## What to produce
Print the listing as it stands, omitting all images.
=== Task material ===
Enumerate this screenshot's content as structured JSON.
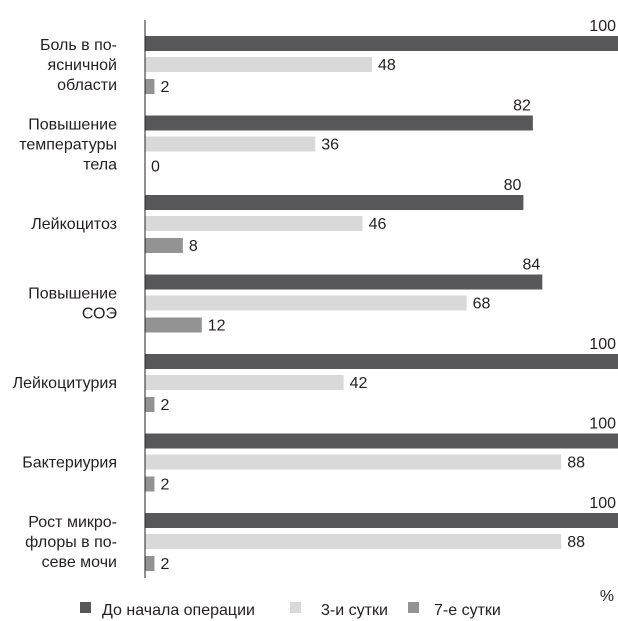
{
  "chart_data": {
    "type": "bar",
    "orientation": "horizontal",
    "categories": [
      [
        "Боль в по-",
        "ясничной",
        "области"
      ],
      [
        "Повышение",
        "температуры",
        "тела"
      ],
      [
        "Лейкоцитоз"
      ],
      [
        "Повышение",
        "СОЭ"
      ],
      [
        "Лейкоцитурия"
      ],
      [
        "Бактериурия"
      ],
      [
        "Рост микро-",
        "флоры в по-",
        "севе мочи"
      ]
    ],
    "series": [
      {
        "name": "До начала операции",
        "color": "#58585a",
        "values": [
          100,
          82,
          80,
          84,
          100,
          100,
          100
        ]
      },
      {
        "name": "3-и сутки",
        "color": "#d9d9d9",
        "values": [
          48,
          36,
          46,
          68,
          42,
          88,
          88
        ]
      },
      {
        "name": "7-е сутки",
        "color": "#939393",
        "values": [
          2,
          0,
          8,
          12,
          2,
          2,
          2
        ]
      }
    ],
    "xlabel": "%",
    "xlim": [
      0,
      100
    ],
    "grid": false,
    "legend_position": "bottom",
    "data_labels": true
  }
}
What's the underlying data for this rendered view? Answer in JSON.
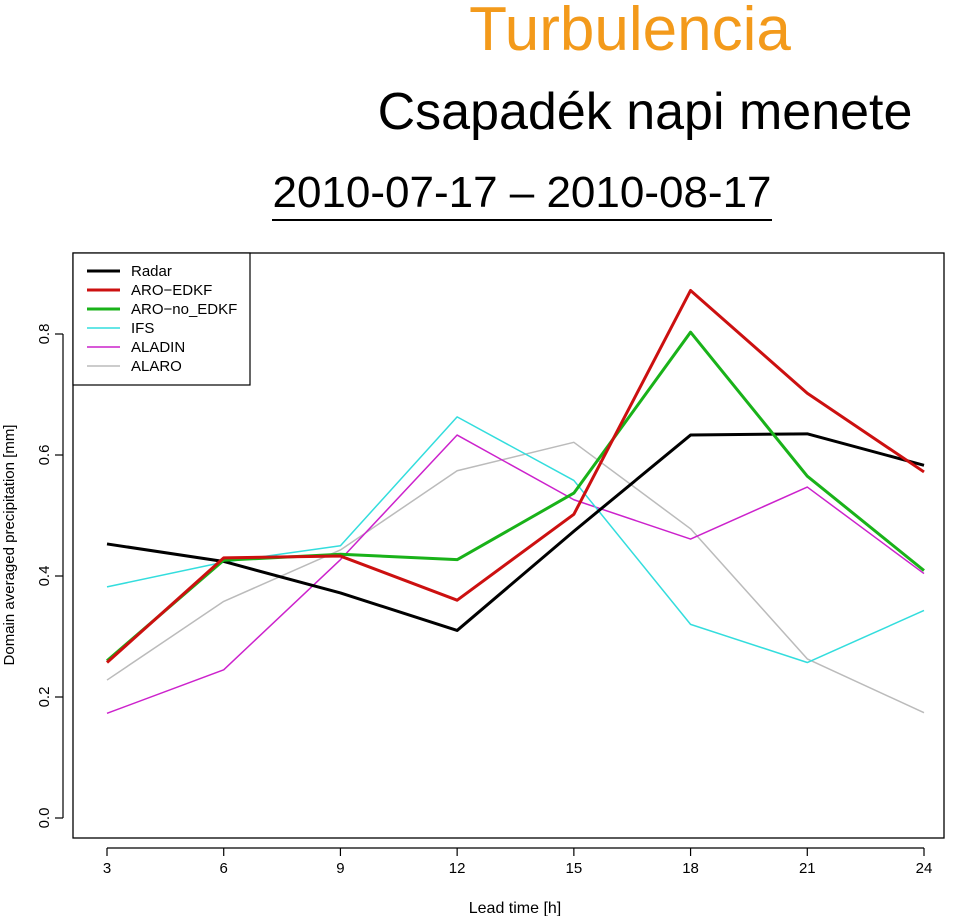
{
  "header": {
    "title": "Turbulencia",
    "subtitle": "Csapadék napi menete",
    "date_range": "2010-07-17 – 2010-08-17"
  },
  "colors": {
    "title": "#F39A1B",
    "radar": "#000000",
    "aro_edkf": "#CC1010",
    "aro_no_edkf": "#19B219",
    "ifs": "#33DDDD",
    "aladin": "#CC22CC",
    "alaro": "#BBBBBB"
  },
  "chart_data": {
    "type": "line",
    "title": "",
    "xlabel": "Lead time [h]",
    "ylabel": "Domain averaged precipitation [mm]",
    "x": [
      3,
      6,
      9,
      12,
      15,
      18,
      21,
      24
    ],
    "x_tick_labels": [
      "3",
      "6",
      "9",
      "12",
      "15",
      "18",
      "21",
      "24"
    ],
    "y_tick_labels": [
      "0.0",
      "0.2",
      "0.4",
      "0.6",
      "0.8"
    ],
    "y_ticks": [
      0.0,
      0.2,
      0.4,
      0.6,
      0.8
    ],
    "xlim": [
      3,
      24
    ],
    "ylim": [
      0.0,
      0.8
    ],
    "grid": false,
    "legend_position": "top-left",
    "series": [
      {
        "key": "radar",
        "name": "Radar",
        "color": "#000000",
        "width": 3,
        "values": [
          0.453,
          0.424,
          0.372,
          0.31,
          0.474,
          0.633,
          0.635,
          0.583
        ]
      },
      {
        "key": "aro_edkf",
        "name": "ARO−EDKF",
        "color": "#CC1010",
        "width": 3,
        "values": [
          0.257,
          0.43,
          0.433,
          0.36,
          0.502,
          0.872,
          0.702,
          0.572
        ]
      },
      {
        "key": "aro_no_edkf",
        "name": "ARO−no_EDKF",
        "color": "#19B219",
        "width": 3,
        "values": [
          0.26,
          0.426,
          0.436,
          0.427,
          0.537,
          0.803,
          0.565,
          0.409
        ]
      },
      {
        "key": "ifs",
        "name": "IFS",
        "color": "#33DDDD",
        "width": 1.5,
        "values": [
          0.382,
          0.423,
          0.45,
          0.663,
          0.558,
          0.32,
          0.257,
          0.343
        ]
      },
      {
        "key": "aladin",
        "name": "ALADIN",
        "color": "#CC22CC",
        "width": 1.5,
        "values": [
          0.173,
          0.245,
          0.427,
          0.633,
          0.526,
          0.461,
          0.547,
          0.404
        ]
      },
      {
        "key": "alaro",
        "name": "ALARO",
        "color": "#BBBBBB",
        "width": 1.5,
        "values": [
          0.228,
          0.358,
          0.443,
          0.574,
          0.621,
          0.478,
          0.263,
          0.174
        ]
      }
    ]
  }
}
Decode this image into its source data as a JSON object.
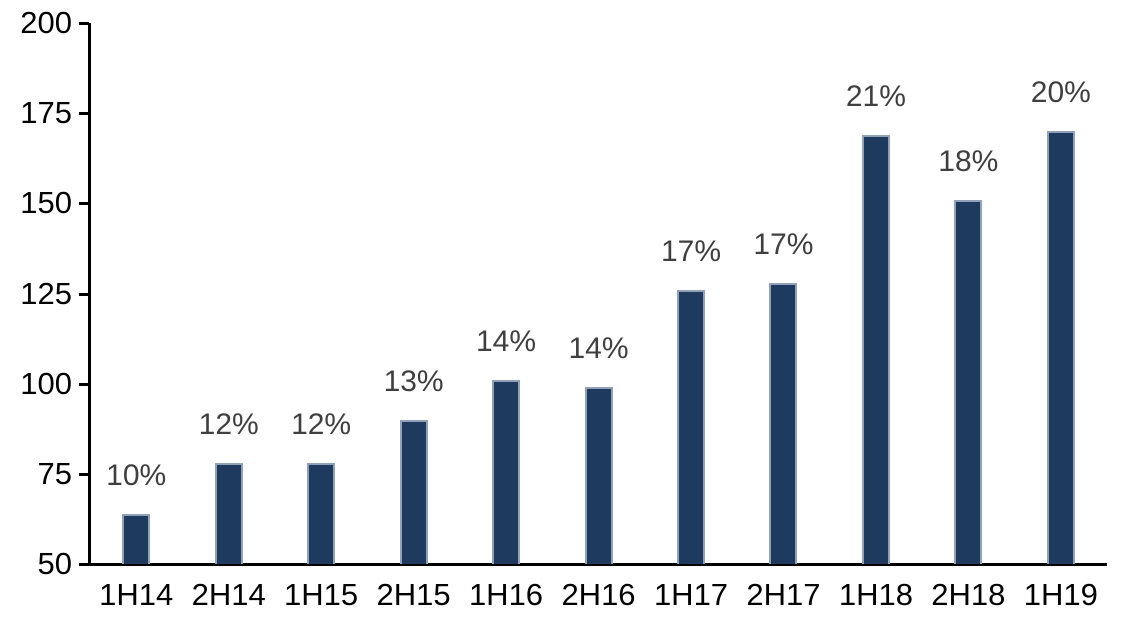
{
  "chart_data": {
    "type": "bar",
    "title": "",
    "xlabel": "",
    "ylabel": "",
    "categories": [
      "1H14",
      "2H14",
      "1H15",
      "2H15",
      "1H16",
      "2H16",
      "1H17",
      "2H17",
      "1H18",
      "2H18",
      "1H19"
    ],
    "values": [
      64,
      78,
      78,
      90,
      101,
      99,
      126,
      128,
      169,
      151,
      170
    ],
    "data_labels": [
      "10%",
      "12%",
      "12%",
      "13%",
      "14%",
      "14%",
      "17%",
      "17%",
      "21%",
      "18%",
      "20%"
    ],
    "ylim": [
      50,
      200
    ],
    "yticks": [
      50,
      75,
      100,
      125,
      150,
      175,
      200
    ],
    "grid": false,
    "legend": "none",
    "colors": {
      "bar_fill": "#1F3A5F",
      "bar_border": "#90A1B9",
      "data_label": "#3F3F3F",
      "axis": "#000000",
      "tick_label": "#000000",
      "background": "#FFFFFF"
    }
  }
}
===
## Result of the exercise
Enumerate this screenshot's content as structured JSON.
{
  "chart_data": {
    "type": "bar",
    "orientation": "horizontal",
    "categories": [
      [
        "Боль в по-",
        "ясничной",
        "области"
      ],
      [
        "Повышение",
        "температуры",
        "тела"
      ],
      [
        "Лейкоцитоз"
      ],
      [
        "Повышение",
        "СОЭ"
      ],
      [
        "Лейкоцитурия"
      ],
      [
        "Бактериурия"
      ],
      [
        "Рост микро-",
        "флоры в по-",
        "севе мочи"
      ]
    ],
    "series": [
      {
        "name": "До начала операции",
        "color": "#58585a",
        "values": [
          100,
          82,
          80,
          84,
          100,
          100,
          100
        ]
      },
      {
        "name": "3-и сутки",
        "color": "#d9d9d9",
        "values": [
          48,
          36,
          46,
          68,
          42,
          88,
          88
        ]
      },
      {
        "name": "7-е сутки",
        "color": "#939393",
        "values": [
          2,
          0,
          8,
          12,
          2,
          2,
          2
        ]
      }
    ],
    "xlabel": "%",
    "xlim": [
      0,
      100
    ],
    "grid": false,
    "legend_position": "bottom",
    "data_labels": true
  }
}
What's the underlying data for this rendered view? Answer in JSON.
{
  "header": {
    "title": "Turbulencia",
    "subtitle": "Csapadék napi menete",
    "date_range": "2010-07-17 – 2010-08-17"
  },
  "colors": {
    "title": "#F39A1B",
    "radar": "#000000",
    "aro_edkf": "#CC1010",
    "aro_no_edkf": "#19B219",
    "ifs": "#33DDDD",
    "aladin": "#CC22CC",
    "alaro": "#BBBBBB"
  },
  "chart_data": {
    "type": "line",
    "title": "",
    "xlabel": "Lead time [h]",
    "ylabel": "Domain averaged precipitation [mm]",
    "x": [
      3,
      6,
      9,
      12,
      15,
      18,
      21,
      24
    ],
    "x_tick_labels": [
      "3",
      "6",
      "9",
      "12",
      "15",
      "18",
      "21",
      "24"
    ],
    "y_tick_labels": [
      "0.0",
      "0.2",
      "0.4",
      "0.6",
      "0.8"
    ],
    "y_ticks": [
      0.0,
      0.2,
      0.4,
      0.6,
      0.8
    ],
    "xlim": [
      3,
      24
    ],
    "ylim": [
      0.0,
      0.8
    ],
    "grid": false,
    "legend_position": "top-left",
    "series": [
      {
        "key": "radar",
        "name": "Radar",
        "color": "#000000",
        "width": 3,
        "values": [
          0.453,
          0.424,
          0.372,
          0.31,
          0.474,
          0.633,
          0.635,
          0.583
        ]
      },
      {
        "key": "aro_edkf",
        "name": "ARO−EDKF",
        "color": "#CC1010",
        "width": 3,
        "values": [
          0.257,
          0.43,
          0.433,
          0.36,
          0.502,
          0.872,
          0.702,
          0.572
        ]
      },
      {
        "key": "aro_no_edkf",
        "name": "ARO−no_EDKF",
        "color": "#19B219",
        "width": 3,
        "values": [
          0.26,
          0.426,
          0.436,
          0.427,
          0.537,
          0.803,
          0.565,
          0.409
        ]
      },
      {
        "key": "ifs",
        "name": "IFS",
        "color": "#33DDDD",
        "width": 1.5,
        "values": [
          0.382,
          0.423,
          0.45,
          0.663,
          0.558,
          0.32,
          0.257,
          0.343
        ]
      },
      {
        "key": "aladin",
        "name": "ALADIN",
        "color": "#CC22CC",
        "width": 1.5,
        "values": [
          0.173,
          0.245,
          0.427,
          0.633,
          0.526,
          0.461,
          0.547,
          0.404
        ]
      },
      {
        "key": "alaro",
        "name": "ALARO",
        "color": "#BBBBBB",
        "width": 1.5,
        "values": [
          0.228,
          0.358,
          0.443,
          0.574,
          0.621,
          0.478,
          0.263,
          0.174
        ]
      }
    ]
  }
}
Decode this image into its source data as a JSON object.
{
  "chart_data": {
    "type": "bar",
    "title": "",
    "xlabel": "",
    "ylabel": "",
    "categories": [
      "1H14",
      "2H14",
      "1H15",
      "2H15",
      "1H16",
      "2H16",
      "1H17",
      "2H17",
      "1H18",
      "2H18",
      "1H19"
    ],
    "values": [
      64,
      78,
      78,
      90,
      101,
      99,
      126,
      128,
      169,
      151,
      170
    ],
    "data_labels": [
      "10%",
      "12%",
      "12%",
      "13%",
      "14%",
      "14%",
      "17%",
      "17%",
      "21%",
      "18%",
      "20%"
    ],
    "ylim": [
      50,
      200
    ],
    "yticks": [
      50,
      75,
      100,
      125,
      150,
      175,
      200
    ],
    "grid": false,
    "legend": "none",
    "colors": {
      "bar_fill": "#1F3A5F",
      "bar_border": "#90A1B9",
      "data_label": "#3F3F3F",
      "axis": "#000000",
      "tick_label": "#000000",
      "background": "#FFFFFF"
    }
  }
}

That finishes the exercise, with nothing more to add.